■ Problem to work on: The result should be a full, exact repeat of the entries, free of pictures.

■ Task data:
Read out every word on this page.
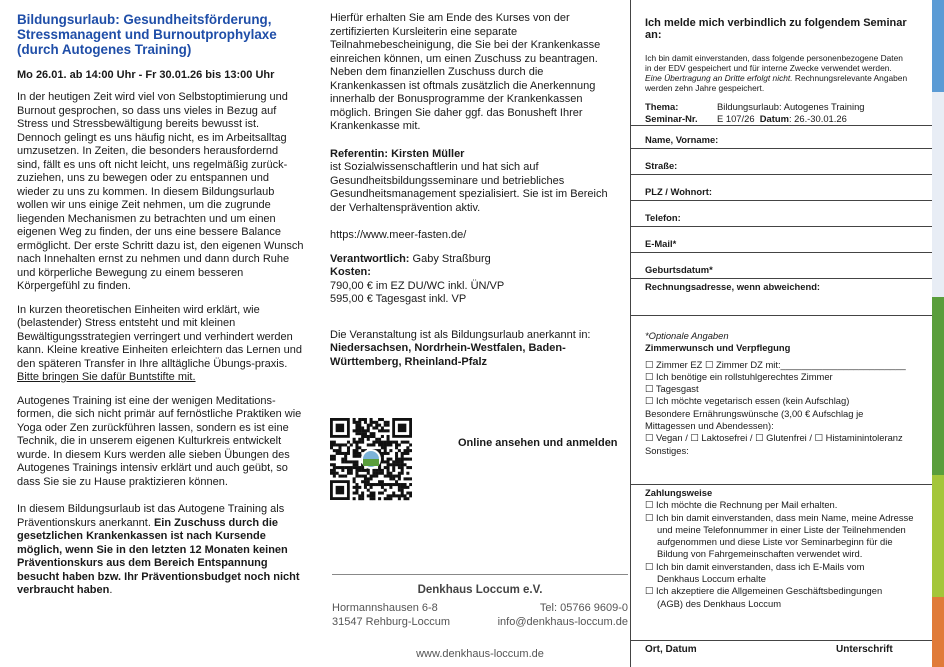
Bildungsurlaub: Gesundheitsförderung, Stressmanagent und Burnoutprophylaxe (durch Autogenes Training)
Mo 26.01. ab 14:00 Uhr - Fr 30.01.26 bis 13:00 Uhr
In der heutigen Zeit wird viel von Selbstoptimierung und Burnout gesprochen, so dass uns vieles in Bezug auf Stress und Stressbewältigung bereits bewusst ist. Dennoch gelingt es uns häufig nicht, es im Arbeitsalltag umzusetzen. In Zeiten, die besonders herausfordernd sind, fällt es uns oft nicht leicht, uns regelmäßig zurück-zuziehen, uns zu bewegen oder zu entspannen und wieder zu uns zu kommen. In diesem Bildungsurlaub wollen wir uns einige Zeit nehmen, um die zugrunde liegenden Mechanismen zu betrachten und um einen eigenen Weg zu finden, der uns eine bessere Balance ermöglicht. Der erste Schritt dazu ist, den eigenen Wunsch nach Innehalten ernst zu nehmen und dann durch Ruhe und körperliche Bewegung zu einem besseren
Körpergefühl zu finden.
In kurzen theoretischen Einheiten wird erklärt, wie (belastender) Stress entsteht und mit kleinen Bewältigungsstrategien verringert und verhindert werden kann. Kleine kreative Einheiten erleichtern das Lernen und den späteren Transfer in Ihre alltägliche Übungs-praxis. Bitte bringen Sie dafür Buntstifte mit.
Autogenes Training ist eine der wenigen Meditations-formen, die sich nicht primär auf fernöstliche Praktiken wie Yoga oder Zen zurückführen lassen, sondern es ist eine Technik, die in unserem eigenen Kulturkreis entwickelt wurde. In diesem Kurs werden alle sieben Übungen des Autogenes Trainings intensiv erklärt und auch geübt, so dass Sie sie zu Hause praktizieren können.
In diesem Bildungsurlaub ist das Autogene Training als Präventionskurs anerkannt. Ein Zuschuss durch die gesetzlichen Krankenkassen ist nach Kursende möglich, wenn Sie in den letzten 12 Monaten keinen Präventionskurs aus dem Bereich Entspannung besucht haben bzw. Ihr Präventionsbudget noch nicht verbraucht haben.
Hierfür erhalten Sie am Ende des Kurses von der zertifizierten Kursleiterin eine separate Teilnahmebescheinigung, die Sie bei der Krankenkasse einreichen können, um einen Zuschuss zu beantragen. Neben dem finanziellen Zuschuss durch die Krankenkassen ist oftmals zusätzlich die Anerkennung innerhalb der Bonusprogramme der Krankenkassen möglich. Bringen Sie daher ggf. das Bonusheft Ihrer Krankenkasse mit.
Referentin: Kirsten Müller
ist Sozialwissenschaftlerin und hat sich auf Gesundheitsbildungsseminare und betriebliches Gesundheitsmanagement spezialisiert. Sie ist im Bereich der Verhaltensprävention aktiv.
https://www.meer-fasten.de/
Verantwortlich: Gaby Straßburg
Kosten:
790,00 € im EZ DU/WC inkl. ÜN/VP
595,00 € Tagesgast inkl. VP
Die Veranstaltung ist als Bildungsurlaub anerkannt in: Niedersachsen, Nordrhein-Westfalen, Baden-Württemberg, Rheinland-Pfalz
Online ansehen und anmelden
Denkhaus Loccum e.V.
Hormannshausen 6-8	Tel: 05766 9609-0
31547 Rehburg-Loccum	info@denkhaus-loccum.de
www.denkhaus-loccum.de
Ich melde mich verbindlich zu folgendem Seminar an:
Ich bin damit einverstanden, dass folgende personenbezogene Daten
in der EDV gespeichert und für interne Zwecke verwendet werden.
Eine Übertragung an Dritte erfolgt nicht. Rechnungsrelevante Angaben
werden zehn Jahre gespeichert.
Thema:	Bildungsurlaub: Autogenes Training
Seminar-Nr. E 107/26 Datum: 26.-30.01.26
Name, Vorname:
Straße:
PLZ / Wohnort:
Telefon:
E-Mail*
Geburtsdatum*
Rechnungsadresse, wenn abweichend:
*Optionale Angaben
Zimmerwunsch und Verpflegung
☐ Zimmer EZ ☐ Zimmer DZ mit:________________________
☐ Ich benötige ein rollstuhlgerechtes Zimmer
☐ Tagesgast
☐ Ich möchte vegetarisch essen (kein Aufschlag)
Besondere Ernährungswünsche (3,00 € Aufschlag je
Mittagessen und Abendessen):
☐ Vegan / ☐ Laktosefrei / ☐ Glutenfrei / ☐ Histaminintoleranz
Sonstiges:
Zahlungsweise
☐ Ich möchte die Rechnung per Mail erhalten.
☐ Ich bin damit einverstanden, dass mein Name, meine Adresse
und meine Telefonnummer in einer Liste der Teilnehmenden
aufgenommen und diese Liste vor Seminarbeginn für die
Bildung von Fahrgemeinschaften verwendet wird.
☐ Ich bin damit einverstanden, dass ich E-Mails vom
Denkhaus Loccum erhalte
☐ Ich akzeptiere die Allgemeinen Geschäftsbedingungen
(AGB) des Denkhaus Loccum
Ort, Datum	Unterschrift
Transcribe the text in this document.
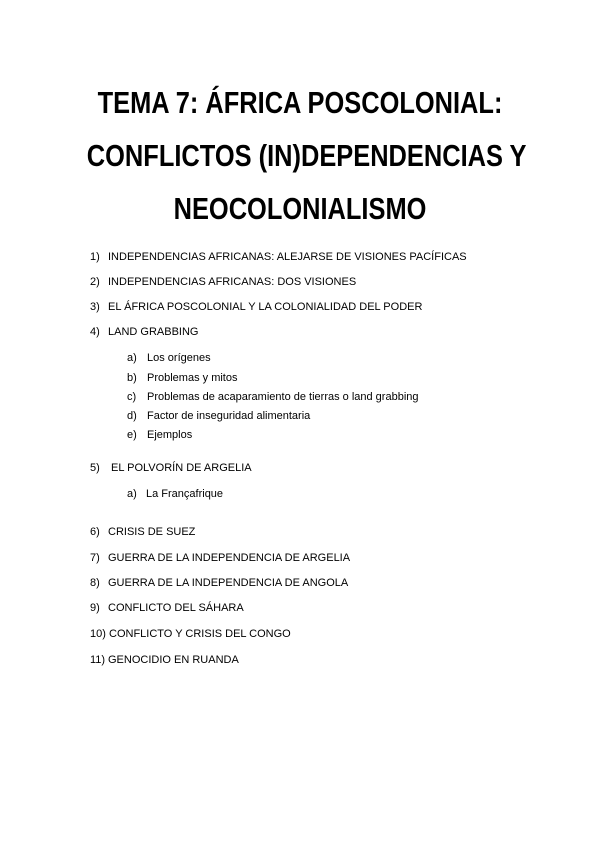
TEMA 7: ÁFRICA POSCOLONIAL:
CONFLICTOS (IN)DEPENDENCIAS Y
NEOCOLONIALISMO
1) INDEPENDENCIAS AFRICANAS: ALEJARSE DE VISIONES PACÍFICAS
2) INDEPENDENCIAS AFRICANAS: DOS VISIONES
3) EL ÁFRICA POSCOLONIAL Y LA COLONIALIDAD DEL PODER
4) LAND GRABBING
a) Los orígenes
b) Problemas y mitos
c) Problemas de acaparamiento de tierras o land grabbing
d) Factor de inseguridad alimentaria
e) Ejemplos
5) EL POLVORÍN DE ARGELIA
a) La Françafrique
6) CRISIS DE SUEZ
7) GUERRA DE LA INDEPENDENCIA DE ARGELIA
8) GUERRA DE LA INDEPENDENCIA DE ANGOLA
9) CONFLICTO DEL SÁHARA
10) CONFLICTO Y CRISIS DEL CONGO
11) GENOCIDIO EN RUANDA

■ Answer for the task:
Read out every word on this page.
Bildungsurlaub: Gesundheitsförderung, Stressmanagent und Burnoutprophylaxe (durch Autogenes Training)
Mo 26.01. ab 14:00 Uhr - Fr 30.01.26 bis 13:00 Uhr
In der heutigen Zeit wird viel von Selbstoptimierung und Burnout gesprochen, so dass uns vieles in Bezug auf Stress und Stressbewältigung bereits bewusst ist. Dennoch gelingt es uns häufig nicht, es im Arbeitsalltag umzusetzen. In Zeiten, die besonders herausfordernd sind, fällt es uns oft nicht leicht, uns regelmäßig zurück-zuziehen, uns zu bewegen oder zu entspannen und wieder zu uns zu kommen. In diesem Bildungsurlaub wollen wir uns einige Zeit nehmen, um die zugrunde liegenden Mechanismen zu betrachten und um einen eigenen Weg zu finden, der uns eine bessere Balance ermöglicht. Der erste Schritt dazu ist, den eigenen Wunsch nach Innehalten ernst zu nehmen und dann durch Ruhe und körperliche Bewegung zu einem besseren
Körpergefühl zu finden.
In kurzen theoretischen Einheiten wird erklärt, wie (belastender) Stress entsteht und mit kleinen Bewältigungsstrategien verringert und verhindert werden kann. Kleine kreative Einheiten erleichtern das Lernen und den späteren Transfer in Ihre alltägliche Übungs-praxis. Bitte bringen Sie dafür Buntstifte mit.
Autogenes Training ist eine der wenigen Meditations-formen, die sich nicht primär auf fernöstliche Praktiken wie Yoga oder Zen zurückführen lassen, sondern es ist eine Technik, die in unserem eigenen Kulturkreis entwickelt wurde. In diesem Kurs werden alle sieben Übungen des Autogenes Trainings intensiv erklärt und auch geübt, so dass Sie sie zu Hause praktizieren können.
In diesem Bildungsurlaub ist das Autogene Training als Präventionskurs anerkannt. Ein Zuschuss durch die gesetzlichen Krankenkassen ist nach Kursende möglich, wenn Sie in den letzten 12 Monaten keinen Präventionskurs aus dem Bereich Entspannung besucht haben bzw. Ihr Präventionsbudget noch nicht verbraucht haben.
Hierfür erhalten Sie am Ende des Kurses von der zertifizierten Kursleiterin eine separate Teilnahmebescheinigung, die Sie bei der Krankenkasse einreichen können, um einen Zuschuss zu beantragen. Neben dem finanziellen Zuschuss durch die Krankenkassen ist oftmals zusätzlich die Anerkennung innerhalb der Bonusprogramme der Krankenkassen möglich. Bringen Sie daher ggf. das Bonusheft Ihrer Krankenkasse mit.
Referentin: Kirsten Müller
ist Sozialwissenschaftlerin und hat sich auf Gesundheitsbildungsseminare und betriebliches Gesundheitsmanagement spezialisiert. Sie ist im Bereich der Verhaltensprävention aktiv.
https://www.meer-fasten.de/
Verantwortlich: Gaby Straßburg
Kosten:
790,00 € im EZ DU/WC inkl. ÜN/VP
595,00 € Tagesgast inkl. VP
Die Veranstaltung ist als Bildungsurlaub anerkannt in: Niedersachsen, Nordrhein-Westfalen, Baden-Württemberg, Rheinland-Pfalz
Online ansehen und anmelden
Denkhaus Loccum e.V.
Hormannshausen 6-8	Tel: 05766 9609-0
31547 Rehburg-Loccum	info@denkhaus-loccum.de
www.denkhaus-loccum.de
Ich melde mich verbindlich zu folgendem Seminar an:
Ich bin damit einverstanden, dass folgende personenbezogene Daten
in der EDV gespeichert und für interne Zwecke verwendet werden.
Eine Übertragung an Dritte erfolgt nicht. Rechnungsrelevante Angaben
werden zehn Jahre gespeichert.
Thema:	Bildungsurlaub: Autogenes Training
Seminar-Nr. E 107/26 Datum: 26.-30.01.26
Name, Vorname:
Straße:
PLZ / Wohnort:
Telefon:
E-Mail*
Geburtsdatum*
Rechnungsadresse, wenn abweichend:
*Optionale Angaben
Zimmerwunsch und Verpflegung
☐ Zimmer EZ ☐ Zimmer DZ mit:________________________
☐ Ich benötige ein rollstuhlgerechtes Zimmer
☐ Tagesgast
☐ Ich möchte vegetarisch essen (kein Aufschlag)
Besondere Ernährungswünsche (3,00 € Aufschlag je
Mittagessen und Abendessen):
☐ Vegan / ☐ Laktosefrei / ☐ Glutenfrei / ☐ Histaminintoleranz
Sonstiges:
Zahlungsweise
☐ Ich möchte die Rechnung per Mail erhalten.
☐ Ich bin damit einverstanden, dass mein Name, meine Adresse
und meine Telefonnummer in einer Liste der Teilnehmenden
aufgenommen und diese Liste vor Seminarbeginn für die
Bildung von Fahrgemeinschaften verwendet wird.
☐ Ich bin damit einverstanden, dass ich E-Mails vom
Denkhaus Loccum erhalte
☐ Ich akzeptiere die Allgemeinen Geschäftsbedingungen
(AGB) des Denkhaus Loccum
Ort, Datum	Unterschrift
Transcribe the text in this document.
TEMA 7: ÁFRICA POSCOLONIAL:
CONFLICTOS (IN)DEPENDENCIAS Y
NEOCOLONIALISMO
1) INDEPENDENCIAS AFRICANAS: ALEJARSE DE VISIONES PACÍFICAS
2) INDEPENDENCIAS AFRICANAS: DOS VISIONES
3) EL ÁFRICA POSCOLONIAL Y LA COLONIALIDAD DEL PODER
4) LAND GRABBING
a) Los orígenes
b) Problemas y mitos
c) Problemas de acaparamiento de tierras o land grabbing
d) Factor de inseguridad alimentaria
e) Ejemplos
5) EL POLVORÍN DE ARGELIA
a) La Françafrique
6) CRISIS DE SUEZ
7) GUERRA DE LA INDEPENDENCIA DE ARGELIA
8) GUERRA DE LA INDEPENDENCIA DE ANGOLA
9) CONFLICTO DEL SÁHARA
10) CONFLICTO Y CRISIS DEL CONGO
11) GENOCIDIO EN RUANDA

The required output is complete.